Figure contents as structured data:
-*-
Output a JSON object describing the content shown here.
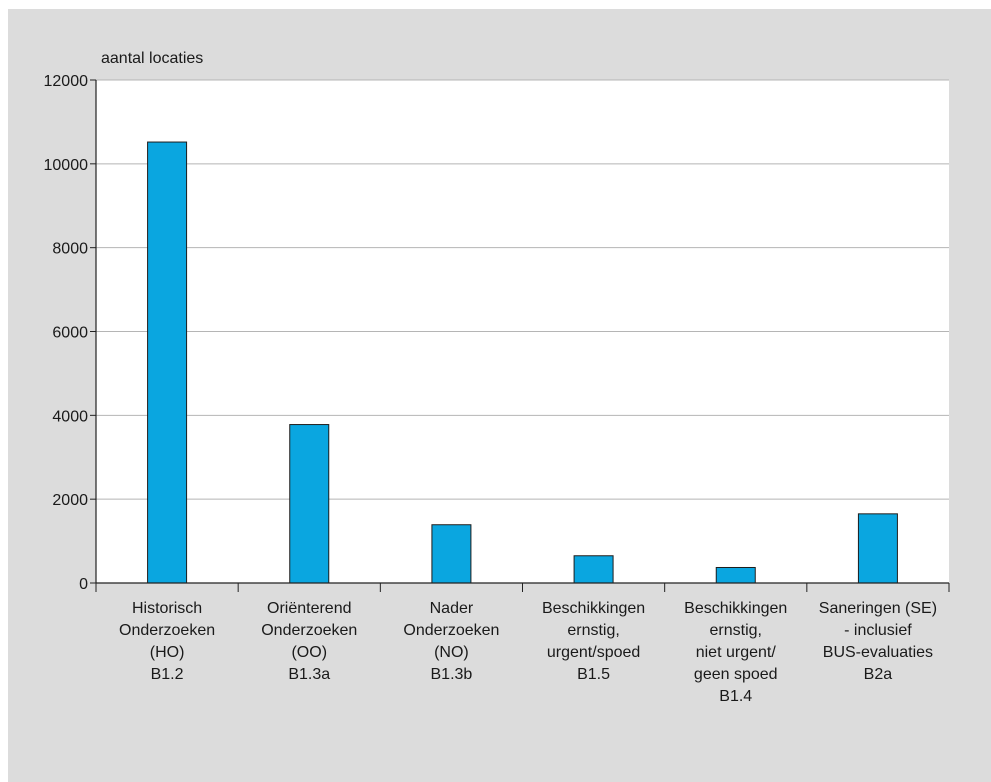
{
  "chart_data": {
    "type": "bar",
    "title": "",
    "xlabel": "",
    "ylabel": "aantal locaties",
    "ylim": [
      0,
      12000
    ],
    "yticks": [
      0,
      2000,
      4000,
      6000,
      8000,
      10000,
      12000
    ],
    "grid": true,
    "bar_color": "#0aa6e0",
    "categories": [
      [
        "Historisch",
        "Onderzoeken",
        "(HO)",
        "B1.2"
      ],
      [
        "Oriënterend",
        "Onderzoeken",
        "(OO)",
        "B1.3a"
      ],
      [
        "Nader",
        "Onderzoeken",
        "(NO)",
        "B1.3b"
      ],
      [
        "Beschikkingen",
        "ernstig,",
        "urgent/spoed",
        "B1.5"
      ],
      [
        "Beschikkingen",
        "ernstig,",
        "niet urgent/",
        "geen spoed",
        "B1.4"
      ],
      [
        "Saneringen (SE)",
        "- inclusief",
        "BUS-evaluaties",
        "B2a"
      ]
    ],
    "values": [
      10520,
      3780,
      1390,
      650,
      370,
      1650
    ]
  },
  "colors": {
    "panel_bg": "#dcdcdc",
    "plot_bg": "#ffffff",
    "bar": "#0aa6e0",
    "axis": "#222222",
    "grid": "#b5b5b5"
  }
}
-*-
- Job
Each line in the records above should be reproduced exactly; images are not copied.

- Right answer
Output a JSON object describing the content shown here.
{
  "chart_data": {
    "type": "bar",
    "title": "",
    "xlabel": "",
    "ylabel": "aantal locaties",
    "ylim": [
      0,
      12000
    ],
    "yticks": [
      0,
      2000,
      4000,
      6000,
      8000,
      10000,
      12000
    ],
    "grid": true,
    "bar_color": "#0aa6e0",
    "categories": [
      [
        "Historisch",
        "Onderzoeken",
        "(HO)",
        "B1.2"
      ],
      [
        "Oriënterend",
        "Onderzoeken",
        "(OO)",
        "B1.3a"
      ],
      [
        "Nader",
        "Onderzoeken",
        "(NO)",
        "B1.3b"
      ],
      [
        "Beschikkingen",
        "ernstig,",
        "urgent/spoed",
        "B1.5"
      ],
      [
        "Beschikkingen",
        "ernstig,",
        "niet urgent/",
        "geen spoed",
        "B1.4"
      ],
      [
        "Saneringen (SE)",
        "- inclusief",
        "BUS-evaluaties",
        "B2a"
      ]
    ],
    "values": [
      10520,
      3780,
      1390,
      650,
      370,
      1650
    ]
  },
  "colors": {
    "panel_bg": "#dcdcdc",
    "plot_bg": "#ffffff",
    "bar": "#0aa6e0",
    "axis": "#222222",
    "grid": "#b5b5b5"
  }
}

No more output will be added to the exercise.